**Material supplied**.
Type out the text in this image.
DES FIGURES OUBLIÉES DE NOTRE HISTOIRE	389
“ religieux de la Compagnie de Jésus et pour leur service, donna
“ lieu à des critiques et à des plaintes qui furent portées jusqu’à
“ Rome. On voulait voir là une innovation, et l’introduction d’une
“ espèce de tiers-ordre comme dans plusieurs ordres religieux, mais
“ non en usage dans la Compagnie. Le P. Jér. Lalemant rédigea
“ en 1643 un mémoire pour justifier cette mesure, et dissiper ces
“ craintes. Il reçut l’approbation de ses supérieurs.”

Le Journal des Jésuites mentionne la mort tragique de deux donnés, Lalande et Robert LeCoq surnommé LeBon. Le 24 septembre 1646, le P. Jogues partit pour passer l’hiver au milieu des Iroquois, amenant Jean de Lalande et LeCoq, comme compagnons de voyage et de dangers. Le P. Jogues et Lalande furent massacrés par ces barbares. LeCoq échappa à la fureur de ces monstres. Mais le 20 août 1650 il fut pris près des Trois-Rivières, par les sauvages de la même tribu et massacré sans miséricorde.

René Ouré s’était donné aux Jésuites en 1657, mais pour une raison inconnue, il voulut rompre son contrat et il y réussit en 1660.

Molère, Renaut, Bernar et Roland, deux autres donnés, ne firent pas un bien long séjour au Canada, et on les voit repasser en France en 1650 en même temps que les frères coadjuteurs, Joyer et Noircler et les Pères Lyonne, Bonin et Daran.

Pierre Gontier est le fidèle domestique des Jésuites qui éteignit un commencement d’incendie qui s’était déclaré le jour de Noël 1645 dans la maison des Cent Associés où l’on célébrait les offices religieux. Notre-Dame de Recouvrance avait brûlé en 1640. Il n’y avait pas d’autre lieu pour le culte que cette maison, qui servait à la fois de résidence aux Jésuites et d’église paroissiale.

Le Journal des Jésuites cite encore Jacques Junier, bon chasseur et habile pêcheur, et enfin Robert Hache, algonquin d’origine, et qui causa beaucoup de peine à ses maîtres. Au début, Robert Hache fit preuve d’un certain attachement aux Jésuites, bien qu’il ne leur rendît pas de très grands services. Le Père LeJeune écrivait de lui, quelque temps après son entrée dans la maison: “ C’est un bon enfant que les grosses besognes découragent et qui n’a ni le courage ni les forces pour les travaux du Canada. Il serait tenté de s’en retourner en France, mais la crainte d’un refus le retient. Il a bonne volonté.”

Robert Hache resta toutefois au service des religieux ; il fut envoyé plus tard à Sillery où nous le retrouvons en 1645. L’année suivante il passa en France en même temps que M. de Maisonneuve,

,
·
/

**Your goal**.
Repeat the data above, word for word.

**Solution to this exercise**.
Type out the text in this image.
DES FIGURES OUBLIÉES DE NOTRE HISTOIRE	389
“ religieux de la Compagnie de Jésus et pour leur service, donna
“ lieu à des critiques et à des plaintes qui furent portées jusqu’à
“ Rome. On voulait voir là une innovation, et l’introduction d’une
“ espèce de tiers-ordre comme dans plusieurs ordres religieux, mais
“ non en usage dans la Compagnie. Le P. Jér. Lalemant rédigea
“ en 1643 un mémoire pour justifier cette mesure, et dissiper ces
“ craintes. Il reçut l’approbation de ses supérieurs.”

Le Journal des Jésuites mentionne la mort tragique de deux donnés, Lalande et Robert LeCoq surnommé LeBon. Le 24 septembre 1646, le P. Jogues partit pour passer l’hiver au milieu des Iroquois, amenant Jean de Lalande et LeCoq, comme compagnons de voyage et de dangers. Le P. Jogues et Lalande furent massacrés par ces barbares. LeCoq échappa à la fureur de ces monstres. Mais le 20 août 1650 il fut pris près des Trois-Rivières, par les sauvages de la même tribu et massacré sans miséricorde.

René Ouré s’était donné aux Jésuites en 1657, mais pour une raison inconnue, il voulut rompre son contrat et il y réussit en 1660.

Molère, Renaut, Bernar et Roland, deux autres donnés, ne firent pas un bien long séjour au Canada, et on les voit repasser en France en 1650 en même temps que les frères coadjuteurs, Joyer et Noircler et les Pères Lyonne, Bonin et Daran.

Pierre Gontier est le fidèle domestique des Jésuites qui éteignit un commencement d’incendie qui s’était déclaré le jour de Noël 1645 dans la maison des Cent Associés où l’on célébrait les offices religieux. Notre-Dame de Recouvrance avait brûlé en 1640. Il n’y avait pas d’autre lieu pour le culte que cette maison, qui servait à la fois de résidence aux Jésuites et d’église paroissiale.

Le Journal des Jésuites cite encore Jacques Junier, bon chasseur et habile pêcheur, et enfin Robert Hache, algonquin d’origine, et qui causa beaucoup de peine à ses maîtres. Au début, Robert Hache fit preuve d’un certain attachement aux Jésuites, bien qu’il ne leur rendît pas de très grands services. Le Père LeJeune écrivait de lui, quelque temps après son entrée dans la maison: “ C’est un bon enfant que les grosses besognes découragent et qui n’a ni le courage ni les forces pour les travaux du Canada. Il serait tenté de s’en retourner en France, mais la crainte d’un refus le retient. Il a bonne volonté.”

Robert Hache resta toutefois au service des religieux ; il fut envoyé plus tard à Sillery où nous le retrouvons en 1645. L’année suivante il passa en France en même temps que M. de Maisonneuve,

,
·
/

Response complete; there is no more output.